+++ PROVIDED RECORDS

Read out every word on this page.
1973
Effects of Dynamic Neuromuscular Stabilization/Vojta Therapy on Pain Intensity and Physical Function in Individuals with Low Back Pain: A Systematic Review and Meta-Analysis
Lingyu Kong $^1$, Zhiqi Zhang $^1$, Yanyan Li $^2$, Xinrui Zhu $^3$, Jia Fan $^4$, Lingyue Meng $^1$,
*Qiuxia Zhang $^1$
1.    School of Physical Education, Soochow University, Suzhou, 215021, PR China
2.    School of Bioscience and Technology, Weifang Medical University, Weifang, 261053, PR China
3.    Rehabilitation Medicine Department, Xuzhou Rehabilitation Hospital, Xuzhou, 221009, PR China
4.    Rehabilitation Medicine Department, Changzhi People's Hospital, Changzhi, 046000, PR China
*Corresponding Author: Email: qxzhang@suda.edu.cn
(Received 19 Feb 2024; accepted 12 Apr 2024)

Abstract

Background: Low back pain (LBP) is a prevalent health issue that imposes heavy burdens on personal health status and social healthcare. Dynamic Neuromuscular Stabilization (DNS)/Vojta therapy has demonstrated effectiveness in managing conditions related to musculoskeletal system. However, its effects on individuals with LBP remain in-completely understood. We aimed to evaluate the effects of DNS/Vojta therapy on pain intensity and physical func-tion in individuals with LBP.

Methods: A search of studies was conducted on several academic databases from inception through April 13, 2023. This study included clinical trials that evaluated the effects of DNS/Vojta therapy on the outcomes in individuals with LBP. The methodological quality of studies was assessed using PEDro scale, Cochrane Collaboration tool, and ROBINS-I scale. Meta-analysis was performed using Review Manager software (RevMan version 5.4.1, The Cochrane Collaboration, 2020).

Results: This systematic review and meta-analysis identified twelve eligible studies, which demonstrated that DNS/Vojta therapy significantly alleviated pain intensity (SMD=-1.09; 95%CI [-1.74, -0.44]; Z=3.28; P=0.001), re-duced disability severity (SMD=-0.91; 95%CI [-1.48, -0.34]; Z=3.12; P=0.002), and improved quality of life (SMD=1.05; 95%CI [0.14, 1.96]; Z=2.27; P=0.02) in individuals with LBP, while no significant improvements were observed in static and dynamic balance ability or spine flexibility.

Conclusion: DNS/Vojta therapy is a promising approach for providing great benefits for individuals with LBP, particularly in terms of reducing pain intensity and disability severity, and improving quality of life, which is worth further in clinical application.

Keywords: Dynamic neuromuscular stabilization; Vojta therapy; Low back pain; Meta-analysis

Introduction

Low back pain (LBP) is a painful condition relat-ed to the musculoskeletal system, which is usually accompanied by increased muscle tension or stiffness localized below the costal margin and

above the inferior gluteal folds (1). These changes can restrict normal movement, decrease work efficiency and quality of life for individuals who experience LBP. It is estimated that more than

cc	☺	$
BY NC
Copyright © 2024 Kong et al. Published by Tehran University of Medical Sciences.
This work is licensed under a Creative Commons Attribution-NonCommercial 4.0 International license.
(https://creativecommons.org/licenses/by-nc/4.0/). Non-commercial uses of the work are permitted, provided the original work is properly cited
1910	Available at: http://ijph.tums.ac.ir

++++++

Retype all the material above precisely, with no line left out.

Read out every word on this page.
1973
Effects of Dynamic Neuromuscular Stabilization/Vojta Therapy on Pain Intensity and Physical Function in Individuals with Low Back Pain: A Systematic Review and Meta-Analysis
Lingyu Kong $^1$, Zhiqi Zhang $^1$, Yanyan Li $^2$, Xinrui Zhu $^3$, Jia Fan $^4$, Lingyue Meng $^1$,
*Qiuxia Zhang $^1$
1.    School of Physical Education, Soochow University, Suzhou, 215021, PR China
2.    School of Bioscience and Technology, Weifang Medical University, Weifang, 261053, PR China
3.    Rehabilitation Medicine Department, Xuzhou Rehabilitation Hospital, Xuzhou, 221009, PR China
4.    Rehabilitation Medicine Department, Changzhi People's Hospital, Changzhi, 046000, PR China
*Corresponding Author: Email: qxzhang@suda.edu.cn
(Received 19 Feb 2024; accepted 12 Apr 2024)

Abstract

Background: Low back pain (LBP) is a prevalent health issue that imposes heavy burdens on personal health status and social healthcare. Dynamic Neuromuscular Stabilization (DNS)/Vojta therapy has demonstrated effectiveness in managing conditions related to musculoskeletal system. However, its effects on individuals with LBP remain in-completely understood. We aimed to evaluate the effects of DNS/Vojta therapy on pain intensity and physical func-tion in individuals with LBP.

Methods: A search of studies was conducted on several academic databases from inception through April 13, 2023. This study included clinical trials that evaluated the effects of DNS/Vojta therapy on the outcomes in individuals with LBP. The methodological quality of studies was assessed using PEDro scale, Cochrane Collaboration tool, and ROBINS-I scale. Meta-analysis was performed using Review Manager software (RevMan version 5.4.1, The Cochrane Collaboration, 2020).

Results: This systematic review and meta-analysis identified twelve eligible studies, which demonstrated that DNS/Vojta therapy significantly alleviated pain intensity (SMD=-1.09; 95%CI [-1.74, -0.44]; Z=3.28; P=0.001), re-duced disability severity (SMD=-0.91; 95%CI [-1.48, -0.34]; Z=3.12; P=0.002), and improved quality of life (SMD=1.05; 95%CI [0.14, 1.96]; Z=2.27; P=0.02) in individuals with LBP, while no significant improvements were observed in static and dynamic balance ability or spine flexibility.

Conclusion: DNS/Vojta therapy is a promising approach for providing great benefits for individuals with LBP, particularly in terms of reducing pain intensity and disability severity, and improving quality of life, which is worth further in clinical application.

Keywords: Dynamic neuromuscular stabilization; Vojta therapy; Low back pain; Meta-analysis

Introduction

Low back pain (LBP) is a painful condition relat-ed to the musculoskeletal system, which is usually accompanied by increased muscle tension or stiffness localized below the costal margin and

above the inferior gluteal folds (1). These changes can restrict normal movement, decrease work efficiency and quality of life for individuals who experience LBP. It is estimated that more than

cc	☺	$
BY NC
Copyright © 2024 Kong et al. Published by Tehran University of Medical Sciences.
This work is licensed under a Creative Commons Attribution-NonCommercial 4.0 International license.
(https://creativecommons.org/licenses/by-nc/4.0/). Non-commercial uses of the work are permitted, provided the original work is properly cited
1910	Available at: http://ijph.tums.ac.ir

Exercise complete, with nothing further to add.